* **Task to carry out**
Please change "Admin" to "Manager" in the data, starting at its first line and stopping after the line that contains "card-number-input[interactable] — [457, 151, 720, 191]". Give those lines again with nothing else altered.

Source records
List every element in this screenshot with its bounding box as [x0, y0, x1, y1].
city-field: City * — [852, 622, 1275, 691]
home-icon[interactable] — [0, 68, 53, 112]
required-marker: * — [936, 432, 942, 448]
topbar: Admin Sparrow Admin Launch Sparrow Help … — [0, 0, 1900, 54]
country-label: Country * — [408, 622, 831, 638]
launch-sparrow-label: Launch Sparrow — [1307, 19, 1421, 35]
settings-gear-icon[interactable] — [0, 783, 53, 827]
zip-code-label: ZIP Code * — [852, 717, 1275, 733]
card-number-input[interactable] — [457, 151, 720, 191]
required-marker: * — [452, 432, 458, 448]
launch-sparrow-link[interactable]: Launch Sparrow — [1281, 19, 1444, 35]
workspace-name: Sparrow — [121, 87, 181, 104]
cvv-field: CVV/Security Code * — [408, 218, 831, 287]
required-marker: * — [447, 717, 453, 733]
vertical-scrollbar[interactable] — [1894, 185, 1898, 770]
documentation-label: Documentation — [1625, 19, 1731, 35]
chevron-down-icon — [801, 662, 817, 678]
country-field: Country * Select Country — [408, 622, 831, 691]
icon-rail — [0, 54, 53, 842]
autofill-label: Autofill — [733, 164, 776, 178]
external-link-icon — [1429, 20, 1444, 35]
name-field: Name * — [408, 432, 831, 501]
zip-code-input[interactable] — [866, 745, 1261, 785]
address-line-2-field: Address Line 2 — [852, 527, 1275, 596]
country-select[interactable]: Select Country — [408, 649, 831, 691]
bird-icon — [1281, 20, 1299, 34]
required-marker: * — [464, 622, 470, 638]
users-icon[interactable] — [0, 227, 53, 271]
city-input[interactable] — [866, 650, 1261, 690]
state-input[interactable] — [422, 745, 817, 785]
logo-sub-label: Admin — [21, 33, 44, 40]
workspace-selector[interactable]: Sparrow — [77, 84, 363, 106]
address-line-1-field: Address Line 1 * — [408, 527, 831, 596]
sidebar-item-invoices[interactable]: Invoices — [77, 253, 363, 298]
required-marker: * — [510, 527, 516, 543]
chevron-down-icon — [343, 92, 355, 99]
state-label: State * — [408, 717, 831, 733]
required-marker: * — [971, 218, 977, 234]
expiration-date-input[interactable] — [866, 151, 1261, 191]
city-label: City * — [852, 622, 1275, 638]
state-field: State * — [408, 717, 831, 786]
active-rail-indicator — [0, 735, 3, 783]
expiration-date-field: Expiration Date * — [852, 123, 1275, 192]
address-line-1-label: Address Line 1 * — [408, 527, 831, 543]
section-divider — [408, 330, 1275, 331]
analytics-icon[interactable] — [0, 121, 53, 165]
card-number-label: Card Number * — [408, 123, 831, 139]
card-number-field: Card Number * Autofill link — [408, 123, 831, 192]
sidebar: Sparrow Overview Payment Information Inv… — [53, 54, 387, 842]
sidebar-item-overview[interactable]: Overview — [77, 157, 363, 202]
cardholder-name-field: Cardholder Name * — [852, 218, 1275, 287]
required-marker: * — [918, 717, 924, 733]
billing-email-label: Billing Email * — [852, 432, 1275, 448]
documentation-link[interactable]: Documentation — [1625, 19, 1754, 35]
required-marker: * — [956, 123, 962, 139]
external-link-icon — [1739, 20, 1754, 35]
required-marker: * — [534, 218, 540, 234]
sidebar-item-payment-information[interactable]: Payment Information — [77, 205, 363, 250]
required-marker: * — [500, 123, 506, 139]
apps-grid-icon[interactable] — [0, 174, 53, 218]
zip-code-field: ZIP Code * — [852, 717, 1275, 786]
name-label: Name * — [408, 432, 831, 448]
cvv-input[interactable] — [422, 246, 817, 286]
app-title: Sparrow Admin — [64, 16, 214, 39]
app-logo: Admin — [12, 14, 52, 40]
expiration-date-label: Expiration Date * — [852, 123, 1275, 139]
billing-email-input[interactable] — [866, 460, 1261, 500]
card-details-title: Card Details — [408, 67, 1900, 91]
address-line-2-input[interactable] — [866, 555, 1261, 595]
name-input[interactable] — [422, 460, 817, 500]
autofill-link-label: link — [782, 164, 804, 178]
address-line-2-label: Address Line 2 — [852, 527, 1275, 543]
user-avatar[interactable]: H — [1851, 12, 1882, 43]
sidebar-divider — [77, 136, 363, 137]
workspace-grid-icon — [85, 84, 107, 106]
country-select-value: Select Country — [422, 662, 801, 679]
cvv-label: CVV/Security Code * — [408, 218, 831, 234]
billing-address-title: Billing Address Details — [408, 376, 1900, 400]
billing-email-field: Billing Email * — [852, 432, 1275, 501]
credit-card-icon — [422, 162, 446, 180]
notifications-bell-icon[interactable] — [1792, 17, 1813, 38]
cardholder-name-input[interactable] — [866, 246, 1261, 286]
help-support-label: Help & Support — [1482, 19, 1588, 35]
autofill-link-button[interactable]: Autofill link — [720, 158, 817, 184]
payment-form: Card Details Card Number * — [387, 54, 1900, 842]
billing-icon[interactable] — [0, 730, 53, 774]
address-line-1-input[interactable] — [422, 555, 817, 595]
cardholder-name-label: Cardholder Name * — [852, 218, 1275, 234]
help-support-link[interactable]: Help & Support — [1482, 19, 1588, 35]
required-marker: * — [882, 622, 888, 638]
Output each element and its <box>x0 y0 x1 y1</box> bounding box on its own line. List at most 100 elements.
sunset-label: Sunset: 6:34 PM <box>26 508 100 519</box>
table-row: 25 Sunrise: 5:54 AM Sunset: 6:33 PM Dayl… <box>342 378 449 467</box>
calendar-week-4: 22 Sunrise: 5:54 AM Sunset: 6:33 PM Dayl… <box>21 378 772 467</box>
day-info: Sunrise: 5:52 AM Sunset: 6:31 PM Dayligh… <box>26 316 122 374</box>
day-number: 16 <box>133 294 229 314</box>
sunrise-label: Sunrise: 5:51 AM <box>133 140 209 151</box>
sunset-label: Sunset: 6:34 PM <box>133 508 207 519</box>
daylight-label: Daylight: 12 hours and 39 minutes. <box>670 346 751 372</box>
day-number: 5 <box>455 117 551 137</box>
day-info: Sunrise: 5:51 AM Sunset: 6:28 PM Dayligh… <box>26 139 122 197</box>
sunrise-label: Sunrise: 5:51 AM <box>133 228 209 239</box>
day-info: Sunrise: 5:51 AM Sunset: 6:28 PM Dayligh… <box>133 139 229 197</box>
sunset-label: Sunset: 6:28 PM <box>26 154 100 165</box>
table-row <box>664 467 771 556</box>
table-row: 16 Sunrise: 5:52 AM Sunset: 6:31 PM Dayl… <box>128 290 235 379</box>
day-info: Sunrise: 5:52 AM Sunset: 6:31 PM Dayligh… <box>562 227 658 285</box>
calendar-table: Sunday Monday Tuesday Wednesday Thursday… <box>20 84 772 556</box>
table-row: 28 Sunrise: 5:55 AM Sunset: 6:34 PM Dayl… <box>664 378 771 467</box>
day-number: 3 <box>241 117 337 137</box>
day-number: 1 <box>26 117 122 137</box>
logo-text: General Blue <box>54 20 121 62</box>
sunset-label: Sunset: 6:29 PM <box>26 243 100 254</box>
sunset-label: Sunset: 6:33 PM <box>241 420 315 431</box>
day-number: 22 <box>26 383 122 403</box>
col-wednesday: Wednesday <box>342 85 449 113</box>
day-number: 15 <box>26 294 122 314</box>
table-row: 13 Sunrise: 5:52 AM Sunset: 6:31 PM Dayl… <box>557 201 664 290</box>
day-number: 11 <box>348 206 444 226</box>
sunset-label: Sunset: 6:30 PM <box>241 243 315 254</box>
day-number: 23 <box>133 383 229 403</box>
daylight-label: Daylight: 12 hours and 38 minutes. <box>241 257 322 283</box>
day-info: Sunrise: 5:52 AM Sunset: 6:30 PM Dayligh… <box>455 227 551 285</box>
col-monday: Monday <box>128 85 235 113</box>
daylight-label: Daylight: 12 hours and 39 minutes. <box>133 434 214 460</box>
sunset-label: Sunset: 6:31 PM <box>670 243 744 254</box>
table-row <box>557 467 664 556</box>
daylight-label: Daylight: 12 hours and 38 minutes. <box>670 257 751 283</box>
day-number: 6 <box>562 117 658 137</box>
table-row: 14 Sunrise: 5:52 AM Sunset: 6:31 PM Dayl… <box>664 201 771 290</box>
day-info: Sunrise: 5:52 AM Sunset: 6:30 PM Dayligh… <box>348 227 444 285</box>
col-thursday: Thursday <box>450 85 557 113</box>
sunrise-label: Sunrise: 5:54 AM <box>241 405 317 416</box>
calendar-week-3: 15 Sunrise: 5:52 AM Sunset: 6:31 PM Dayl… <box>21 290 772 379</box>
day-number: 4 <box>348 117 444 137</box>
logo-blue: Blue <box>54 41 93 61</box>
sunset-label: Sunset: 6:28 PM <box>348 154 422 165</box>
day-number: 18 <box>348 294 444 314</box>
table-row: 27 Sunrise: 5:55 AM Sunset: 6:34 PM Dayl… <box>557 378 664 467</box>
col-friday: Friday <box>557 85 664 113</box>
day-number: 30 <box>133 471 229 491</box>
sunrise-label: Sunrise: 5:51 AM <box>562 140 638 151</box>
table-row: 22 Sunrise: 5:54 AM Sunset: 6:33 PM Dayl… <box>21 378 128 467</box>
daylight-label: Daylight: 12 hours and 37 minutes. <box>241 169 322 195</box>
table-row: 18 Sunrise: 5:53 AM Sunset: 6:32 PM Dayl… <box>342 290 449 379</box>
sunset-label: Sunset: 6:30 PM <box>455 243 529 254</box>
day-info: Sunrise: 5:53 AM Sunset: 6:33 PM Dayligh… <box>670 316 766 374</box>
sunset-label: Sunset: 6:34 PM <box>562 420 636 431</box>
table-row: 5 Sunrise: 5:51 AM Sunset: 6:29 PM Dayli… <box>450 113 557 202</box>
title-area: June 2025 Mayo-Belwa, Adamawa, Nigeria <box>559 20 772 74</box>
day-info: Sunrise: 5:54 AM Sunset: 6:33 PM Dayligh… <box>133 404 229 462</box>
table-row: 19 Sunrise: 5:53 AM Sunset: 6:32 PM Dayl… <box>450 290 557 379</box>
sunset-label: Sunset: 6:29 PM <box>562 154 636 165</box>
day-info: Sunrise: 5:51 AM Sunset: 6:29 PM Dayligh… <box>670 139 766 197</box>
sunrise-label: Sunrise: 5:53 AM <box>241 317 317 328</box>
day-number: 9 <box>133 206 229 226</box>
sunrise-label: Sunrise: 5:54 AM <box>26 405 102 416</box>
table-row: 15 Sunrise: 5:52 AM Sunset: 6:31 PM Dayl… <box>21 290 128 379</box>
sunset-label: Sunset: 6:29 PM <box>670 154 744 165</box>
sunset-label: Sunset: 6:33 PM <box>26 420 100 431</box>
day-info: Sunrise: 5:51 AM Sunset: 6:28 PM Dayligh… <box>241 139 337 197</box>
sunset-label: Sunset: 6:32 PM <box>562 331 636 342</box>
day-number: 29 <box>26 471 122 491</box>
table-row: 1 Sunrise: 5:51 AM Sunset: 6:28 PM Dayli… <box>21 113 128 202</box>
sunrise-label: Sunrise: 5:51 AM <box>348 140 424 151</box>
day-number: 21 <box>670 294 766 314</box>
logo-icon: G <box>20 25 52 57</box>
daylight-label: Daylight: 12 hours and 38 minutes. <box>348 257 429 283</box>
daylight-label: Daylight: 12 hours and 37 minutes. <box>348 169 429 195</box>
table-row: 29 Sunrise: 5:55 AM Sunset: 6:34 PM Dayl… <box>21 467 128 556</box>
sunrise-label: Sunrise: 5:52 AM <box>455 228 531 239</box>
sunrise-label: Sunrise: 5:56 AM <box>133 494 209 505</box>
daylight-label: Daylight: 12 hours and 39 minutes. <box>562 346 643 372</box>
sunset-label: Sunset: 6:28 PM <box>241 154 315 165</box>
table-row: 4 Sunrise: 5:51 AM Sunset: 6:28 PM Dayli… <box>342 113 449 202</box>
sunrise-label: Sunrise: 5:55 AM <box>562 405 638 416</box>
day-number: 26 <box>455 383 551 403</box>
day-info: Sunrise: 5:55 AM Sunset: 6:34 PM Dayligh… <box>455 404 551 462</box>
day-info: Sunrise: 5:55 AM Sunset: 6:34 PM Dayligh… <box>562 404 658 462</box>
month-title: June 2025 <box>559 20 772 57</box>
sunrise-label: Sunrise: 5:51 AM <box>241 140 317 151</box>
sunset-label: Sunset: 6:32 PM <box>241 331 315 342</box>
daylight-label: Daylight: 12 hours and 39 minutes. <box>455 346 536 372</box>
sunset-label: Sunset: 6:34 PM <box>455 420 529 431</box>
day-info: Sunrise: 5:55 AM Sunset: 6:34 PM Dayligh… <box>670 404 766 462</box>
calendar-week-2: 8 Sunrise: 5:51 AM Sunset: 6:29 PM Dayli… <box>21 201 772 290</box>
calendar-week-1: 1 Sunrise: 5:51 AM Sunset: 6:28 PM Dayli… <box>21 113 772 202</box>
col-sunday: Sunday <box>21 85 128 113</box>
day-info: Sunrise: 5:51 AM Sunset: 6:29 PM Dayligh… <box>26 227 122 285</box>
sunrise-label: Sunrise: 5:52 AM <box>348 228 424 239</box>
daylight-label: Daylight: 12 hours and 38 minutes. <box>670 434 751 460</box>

* **Final result**
List every element in this screenshot with its bounding box as [x0, y0, x1, y1].
city-field: City * — [852, 622, 1275, 691]
home-icon[interactable] — [0, 68, 53, 112]
required-marker: * — [936, 432, 942, 448]
topbar: Manager Sparrow Manager Launch Sparrow Help … — [0, 0, 1900, 54]
country-label: Country * — [408, 622, 831, 638]
launch-sparrow-label: Launch Sparrow — [1307, 19, 1421, 35]
settings-gear-icon[interactable] — [0, 783, 53, 827]
zip-code-label: ZIP Code * — [852, 717, 1275, 733]
card-number-input[interactable] — [457, 151, 720, 191]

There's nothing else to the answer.